begin Selected extract
Adjusted for inflation as measured by the CPI, consumer spending has been weak most of the year.
The above chart shows the monthly change in retail sales minus the monthly change in the CPI.
Other than a surge in January half of which is a seasonal adjustment rebound from a weak December, sales have mostly floundered in real terms.
Advance Retail Sales
- Advance estimates of U.S. retail and food services sales for June 2023, adjusted for seasonal variation and holiday and trading-day differences, but not for price changes, were $689.5 billion, up 0.2 percent (±0.5 percent) from the previous month, and up 1.5 percent (±0.7 percent) above June 2022.
- The April 2023 to May 2023 percent change was revised from up 0.3 percent (±0.5 percent) to up 0.5
- Retail trade sales were up 0.2 percent (±0.5 percent) from May 2023, and up 0.5 percent (±0.5 percent) above last year.
- Nonstore retailers were up 9.4 percent (±1.6 percent) from last year, while food services and drinking places were up 8.4 percent (±2.3 percent) from June 2022.
The key phrase is adjusted for seasonal variation and holiday and trading-day differences, but not for price changes.
The commerce department does not factor in inflation. My chart does.
Inflation Adjusted Retail Sales Last Eight Months
- November: -1.5 Percent
- December: -0.8 Percent
- January: +2.3 Percent
- February: -1.1 Percent
- March: -1.0 Percent
- April: + 0.0 Percent
- May: +0.4 Percent
- June: +0.0 Percent
Retail Sales adjusted for inflation have only been above zero twice in the past eight months.
Real vs Nominal Retail Sales Since 1992
Real vs Nominal Retail Sales Percent Change From Year Ago
Adjusted for inflation, retail sales are down from a year ago for five consecutive months and seven of the last eight.
end Selected extract
begin Provided information
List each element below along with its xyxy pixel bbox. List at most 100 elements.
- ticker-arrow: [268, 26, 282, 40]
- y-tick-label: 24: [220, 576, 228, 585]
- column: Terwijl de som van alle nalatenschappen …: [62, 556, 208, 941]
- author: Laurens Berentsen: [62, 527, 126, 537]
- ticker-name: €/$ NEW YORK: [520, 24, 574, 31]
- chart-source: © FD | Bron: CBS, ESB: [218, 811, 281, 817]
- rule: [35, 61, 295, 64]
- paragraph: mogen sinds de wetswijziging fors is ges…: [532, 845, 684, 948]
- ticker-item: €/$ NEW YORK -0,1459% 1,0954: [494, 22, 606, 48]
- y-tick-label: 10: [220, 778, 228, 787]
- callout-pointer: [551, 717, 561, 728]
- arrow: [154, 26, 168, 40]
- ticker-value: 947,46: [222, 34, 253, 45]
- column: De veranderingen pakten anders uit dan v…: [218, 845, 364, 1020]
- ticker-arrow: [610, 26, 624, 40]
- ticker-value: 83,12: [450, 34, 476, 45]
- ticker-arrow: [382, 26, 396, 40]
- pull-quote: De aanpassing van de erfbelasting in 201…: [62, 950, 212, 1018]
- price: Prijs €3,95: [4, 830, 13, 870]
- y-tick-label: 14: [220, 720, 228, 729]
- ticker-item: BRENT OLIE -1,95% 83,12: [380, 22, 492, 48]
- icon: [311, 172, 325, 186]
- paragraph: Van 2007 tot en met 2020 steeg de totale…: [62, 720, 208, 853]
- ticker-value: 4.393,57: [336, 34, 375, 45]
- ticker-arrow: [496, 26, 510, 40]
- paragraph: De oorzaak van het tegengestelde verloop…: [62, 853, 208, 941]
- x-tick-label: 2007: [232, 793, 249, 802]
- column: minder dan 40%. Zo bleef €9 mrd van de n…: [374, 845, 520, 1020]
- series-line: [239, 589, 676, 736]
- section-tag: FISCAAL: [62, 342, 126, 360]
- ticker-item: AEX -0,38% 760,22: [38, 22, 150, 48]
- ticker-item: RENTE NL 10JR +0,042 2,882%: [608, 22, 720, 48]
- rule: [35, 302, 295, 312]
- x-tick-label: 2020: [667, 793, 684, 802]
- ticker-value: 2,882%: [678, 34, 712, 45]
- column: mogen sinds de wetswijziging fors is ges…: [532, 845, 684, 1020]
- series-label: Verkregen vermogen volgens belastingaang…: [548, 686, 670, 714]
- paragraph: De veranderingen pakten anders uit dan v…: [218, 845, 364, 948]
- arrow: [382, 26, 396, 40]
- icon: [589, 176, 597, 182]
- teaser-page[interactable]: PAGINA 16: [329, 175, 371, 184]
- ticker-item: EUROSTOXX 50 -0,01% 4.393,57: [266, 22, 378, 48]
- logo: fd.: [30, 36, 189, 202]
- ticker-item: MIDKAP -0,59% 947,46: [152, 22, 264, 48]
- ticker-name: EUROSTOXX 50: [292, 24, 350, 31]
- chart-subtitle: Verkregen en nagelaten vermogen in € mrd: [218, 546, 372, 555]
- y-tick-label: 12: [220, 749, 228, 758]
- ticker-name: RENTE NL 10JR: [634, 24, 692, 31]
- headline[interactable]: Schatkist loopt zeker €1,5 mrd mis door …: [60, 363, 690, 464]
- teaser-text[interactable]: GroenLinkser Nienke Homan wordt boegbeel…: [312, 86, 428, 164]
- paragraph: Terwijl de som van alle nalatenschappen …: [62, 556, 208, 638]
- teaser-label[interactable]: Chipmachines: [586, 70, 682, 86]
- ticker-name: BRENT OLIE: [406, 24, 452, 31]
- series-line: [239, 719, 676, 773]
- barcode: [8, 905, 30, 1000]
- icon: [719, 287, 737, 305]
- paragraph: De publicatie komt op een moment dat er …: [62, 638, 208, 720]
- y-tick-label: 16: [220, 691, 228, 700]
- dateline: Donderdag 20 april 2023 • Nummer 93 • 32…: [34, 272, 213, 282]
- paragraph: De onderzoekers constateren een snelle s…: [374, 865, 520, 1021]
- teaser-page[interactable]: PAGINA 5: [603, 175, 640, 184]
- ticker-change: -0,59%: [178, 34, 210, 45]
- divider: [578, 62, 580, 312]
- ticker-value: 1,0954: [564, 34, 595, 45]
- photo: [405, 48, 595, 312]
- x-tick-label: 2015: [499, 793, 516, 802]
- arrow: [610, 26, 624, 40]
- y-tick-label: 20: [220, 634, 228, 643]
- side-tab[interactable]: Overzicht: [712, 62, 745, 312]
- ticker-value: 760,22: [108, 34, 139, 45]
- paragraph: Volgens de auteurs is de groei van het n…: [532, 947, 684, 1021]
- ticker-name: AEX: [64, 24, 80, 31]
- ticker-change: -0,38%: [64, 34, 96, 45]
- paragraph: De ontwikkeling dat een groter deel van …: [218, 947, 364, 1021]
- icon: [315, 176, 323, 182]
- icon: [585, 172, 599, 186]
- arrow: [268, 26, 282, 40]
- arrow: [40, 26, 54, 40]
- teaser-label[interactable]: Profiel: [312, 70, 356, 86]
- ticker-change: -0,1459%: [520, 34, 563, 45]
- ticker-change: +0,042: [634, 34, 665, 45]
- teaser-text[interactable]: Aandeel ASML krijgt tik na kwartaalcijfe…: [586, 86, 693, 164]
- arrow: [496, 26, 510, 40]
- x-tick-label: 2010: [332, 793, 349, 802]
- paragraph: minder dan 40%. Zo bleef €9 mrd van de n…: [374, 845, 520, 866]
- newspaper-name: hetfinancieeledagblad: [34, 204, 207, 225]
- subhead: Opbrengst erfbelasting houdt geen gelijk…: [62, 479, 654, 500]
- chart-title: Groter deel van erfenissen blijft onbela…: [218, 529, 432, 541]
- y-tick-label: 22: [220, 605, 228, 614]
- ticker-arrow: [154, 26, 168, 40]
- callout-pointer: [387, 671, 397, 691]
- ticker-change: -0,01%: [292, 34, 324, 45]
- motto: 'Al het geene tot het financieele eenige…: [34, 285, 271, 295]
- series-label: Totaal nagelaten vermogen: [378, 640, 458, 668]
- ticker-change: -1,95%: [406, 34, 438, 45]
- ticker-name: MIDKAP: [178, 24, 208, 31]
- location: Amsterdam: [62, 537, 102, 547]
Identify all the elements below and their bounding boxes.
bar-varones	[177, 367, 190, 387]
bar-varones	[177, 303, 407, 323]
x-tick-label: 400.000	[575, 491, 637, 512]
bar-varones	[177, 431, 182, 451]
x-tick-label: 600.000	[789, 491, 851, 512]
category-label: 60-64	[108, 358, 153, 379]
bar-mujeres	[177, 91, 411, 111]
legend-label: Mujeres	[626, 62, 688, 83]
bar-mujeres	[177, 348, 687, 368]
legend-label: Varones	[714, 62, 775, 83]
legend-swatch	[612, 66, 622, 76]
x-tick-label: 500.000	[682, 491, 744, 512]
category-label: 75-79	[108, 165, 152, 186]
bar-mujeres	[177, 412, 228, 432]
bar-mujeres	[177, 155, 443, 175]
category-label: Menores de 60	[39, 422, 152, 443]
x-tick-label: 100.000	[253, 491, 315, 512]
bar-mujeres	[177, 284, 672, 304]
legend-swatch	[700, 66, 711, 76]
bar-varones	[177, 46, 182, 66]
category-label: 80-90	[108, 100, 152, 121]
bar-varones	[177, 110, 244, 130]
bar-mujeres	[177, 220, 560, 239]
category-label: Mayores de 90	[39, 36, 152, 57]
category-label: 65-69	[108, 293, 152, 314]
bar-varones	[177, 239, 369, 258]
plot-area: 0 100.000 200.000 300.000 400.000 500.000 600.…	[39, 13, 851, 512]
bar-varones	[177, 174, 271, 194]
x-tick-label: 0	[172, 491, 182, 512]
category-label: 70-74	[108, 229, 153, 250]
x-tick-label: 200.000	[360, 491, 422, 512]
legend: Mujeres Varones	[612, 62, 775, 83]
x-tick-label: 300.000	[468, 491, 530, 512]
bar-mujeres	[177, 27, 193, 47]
end Provided information
__Parts of the exercise__:
**a)** In the retail sales text, what was the advance estimate of U.S. retail and food services sales for June 2023?
**b)** Duplicate the rows word for word, from the first line of the rows up to and including the line with "- ticker-arrow: [496, 26, 510, 40]".

__Outputs in order__:
**a)** $689.5 billion

**b)**
List each element below along with its xyxy pixel bbox. List at most 100 elements.
- ticker-arrow: [268, 26, 282, 40]
- y-tick-label: 24: [220, 576, 228, 585]
- column: Terwijl de som van alle nalatenschappen …: [62, 556, 208, 941]
- author: Laurens Berentsen: [62, 527, 126, 537]
- ticker-name: €/$ NEW YORK: [520, 24, 574, 31]
- chart-source: © FD | Bron: CBS, ESB: [218, 811, 281, 817]
- rule: [35, 61, 295, 64]
- paragraph: mogen sinds de wetswijziging fors is ges…: [532, 845, 684, 948]
- ticker-item: €/$ NEW YORK -0,1459% 1,0954: [494, 22, 606, 48]
- y-tick-label: 10: [220, 778, 228, 787]
- callout-pointer: [551, 717, 561, 728]
- arrow: [154, 26, 168, 40]
- ticker-value: 947,46: [222, 34, 253, 45]
- column: De veranderingen pakten anders uit dan v…: [218, 845, 364, 1020]
- ticker-arrow: [610, 26, 624, 40]
- ticker-value: 83,12: [450, 34, 476, 45]
- ticker-arrow: [382, 26, 396, 40]
- pull-quote: De aanpassing van de erfbelasting in 201…: [62, 950, 212, 1018]
- price: Prijs €3,95: [4, 830, 13, 870]
- y-tick-label: 14: [220, 720, 228, 729]
- ticker-item: BRENT OLIE -1,95% 83,12: [380, 22, 492, 48]
- icon: [311, 172, 325, 186]
- paragraph: Van 2007 tot en met 2020 steeg de totale…: [62, 720, 208, 853]
- ticker-value: 4.393,57: [336, 34, 375, 45]
- ticker-arrow: [496, 26, 510, 40]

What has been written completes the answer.